* Task directions
Will you output all of the data below exactly, omitting the images?

* Data to process
┄┄┄┄┄┄┄┄┄┄┄┄┄┄┄┄┄┄┄┄

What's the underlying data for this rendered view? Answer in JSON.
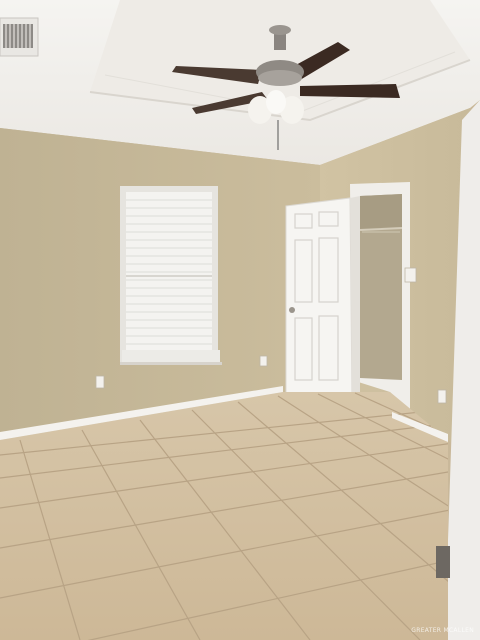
{
  "scene": {
    "subject": "empty-bedroom",
    "colors": {
      "ceiling": "#f2f0ec",
      "tray_ceiling": "#e9e6e1",
      "wall_back": "#c4b697",
      "wall_right": "#cdbf9f",
      "baseboard": "#f4f2ee",
      "floor_tile": "#d9c7a8",
      "grout": "#b8a385",
      "window_blind": "#f3f2ef",
      "door": "#f7f6f3",
      "fan_blade": "#3b2a22",
      "fan_metal": "#8a8580"
    }
  },
  "watermark": {
    "text": "GREATER MCALLEN"
  }
}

┄┄┄┄┄┄┄┄┄┄┄┄┄┄┄┄┄┄┄┄

* Task solution
What's the underlying data for this rendered view? Answer in JSON.
{
  "scene": {
    "subject": "empty-bedroom",
    "colors": {
      "ceiling": "#f2f0ec",
      "tray_ceiling": "#e9e6e1",
      "wall_back": "#c4b697",
      "wall_right": "#cdbf9f",
      "baseboard": "#f4f2ee",
      "floor_tile": "#d9c7a8",
      "grout": "#b8a385",
      "window_blind": "#f3f2ef",
      "door": "#f7f6f3",
      "fan_blade": "#3b2a22",
      "fan_metal": "#8a8580"
    }
  },
  "watermark": {
    "text": "GREATER MCALLEN"
  }
}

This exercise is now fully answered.